PASSAGE PROVIDED:

Description of Capital Stock of FS Bancorp, Inc

Contract Categories: Business Finance - Stock Agreements
EX-4.2 2 fsbw-20191231ex425013055.htm EX-4.2 fsbw_ex4_2

Exhibit 4.2

DESCRIPTION OF FS BANCORP CAPITAL STOCK

FS Bancorp is authorized to issue up to 45,000,000 shares of common stock, par value $0.01 per share, and up to 5,000,000 shares of preferred stock, par value $0.01 per share.

As of March 6, 2020, there were 4,461,041 FS Bancorp common shares issued and outstanding. No FS Bancorp preferred shares are currently outstanding. FS Bancorp shares are traded on NASDAQ under the symbol FSBW.

THE TASKS:
1) Using the description of FS Bancorp capital stock, explain in one to three sentences how its stated figures show that FS Bancorp could issue more common shares than are outstanding.
2) Extend the description of FS Bancorp capital stock, beginning after its final sentence.
None of the layout items is needed.

Layout records:

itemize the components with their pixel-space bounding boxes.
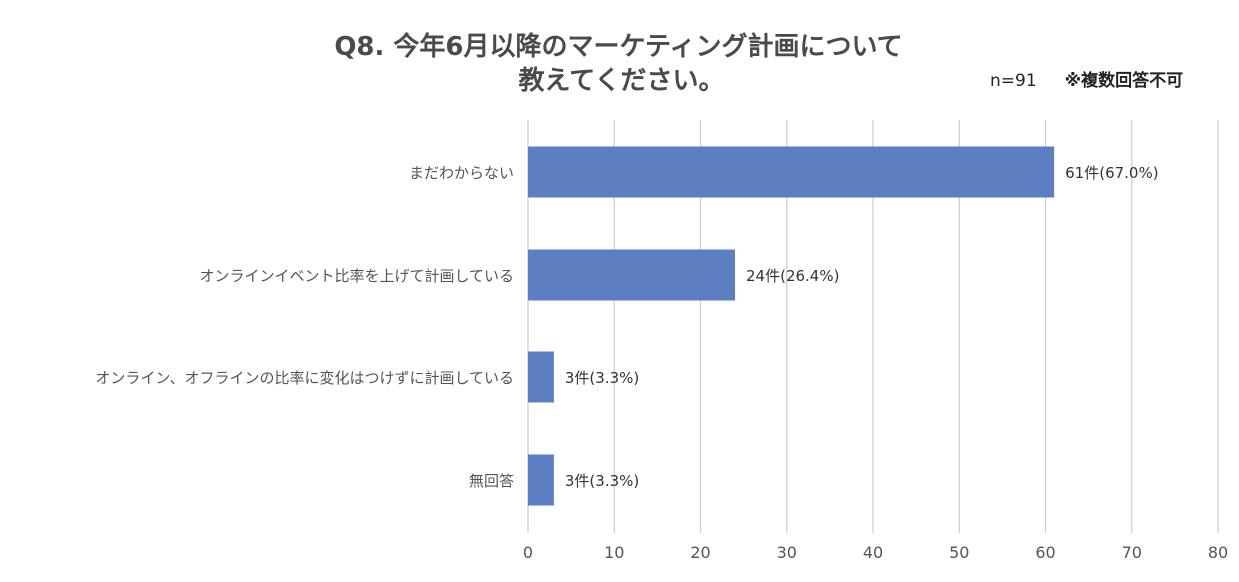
data-label: 3件(3.3%): [565, 472, 639, 490]
bar: [528, 146, 1055, 198]
chart-title-line-1: Q8. 今年6月以降のマーケティング計画について: [334, 32, 903, 62]
bar: [528, 454, 554, 506]
x-tick-label: 30: [777, 543, 797, 562]
bar: [528, 249, 735, 301]
sample-note: n=91 ※複数回答不可: [990, 66, 1183, 91]
x-tick-label: 0: [523, 543, 533, 562]
data-label: 3件(3.3%): [565, 369, 639, 387]
x-tick-label: 70: [1122, 543, 1142, 562]
x-tick-label: 20: [690, 543, 710, 562]
chart-title-line-2: 教えてください。: [518, 66, 725, 96]
x-tick-label: 50: [949, 543, 969, 562]
bar: [528, 351, 554, 403]
category-label: オンライン、オフラインの比率に変化はつけずに計画している: [95, 369, 514, 387]
x-tick-label: 10: [604, 543, 624, 562]
category-label: オンラインイベント比率を上げて計画している: [199, 267, 514, 285]
answer-note-label: ※複数回答不可: [1064, 71, 1184, 91]
data-label: 61件(67.0%): [1065, 164, 1158, 182]
x-tick-label: 80: [1208, 543, 1228, 562]
category-label: まだわからない: [409, 164, 514, 182]
data-label: 24件(26.4%): [746, 267, 839, 285]
sample-size-label: n=91: [990, 71, 1037, 91]
x-tick-label: 40: [863, 543, 883, 562]
category-label: 無回答: [469, 472, 514, 490]
x-tick-label: 60: [1035, 543, 1055, 562]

TASK RESULTS:
1) FS Bancorp is authorized to issue up to 45,000,000 shares of common stock. As of March 6, 2020, only 4,461,041 common shares were issued and outstanding, which is well below that authorized limit.

2)
FS Bancorp Common Stock

Each share of FS Bancorp common stock is entitled to one vote on all matters submitted to a vote at any meeting of shareholders. Holders of FS Bancorp common stock are entitled to receive dividends as may be declared by FS Bancorp’s Board of Directors out of funds legally available therefore and, upon liquidation, to receive pro rata all assets, if any, of FS Bancorp available for distribution after the payment of creditors. Holders of FS Bancorp common stock have no preemptive rights to subscribe for any additional securities of any class that FS Bancorp may issue, nor any conversion, redemption or sinking fund rights. Each holder of FS Bancorp common stock is entitled to one vote for each share held of record. Shareholders of FS Bancorp are permitted to cumulate their votes with respect to the election of directors. Cumulative voting entitles each shareholder to cast a number of votes in the election of directors equal to the number of shares of common stock held by the shareholder multiplied by the number of directors to be elected, and to distribute such votes among one or more of the nominees to be elected. FS Bancorp's Board of Directors is divided into three classes, with directors serving staggered three-year terms, and currently consists of seven directors. The rights and privileges of holders of FS Bancorp common stock are subject to any preferences that FS Bancorp’s Board of Directors may set for any series of FS Bancorp preferred stock that FS Bancorp may issue in the future.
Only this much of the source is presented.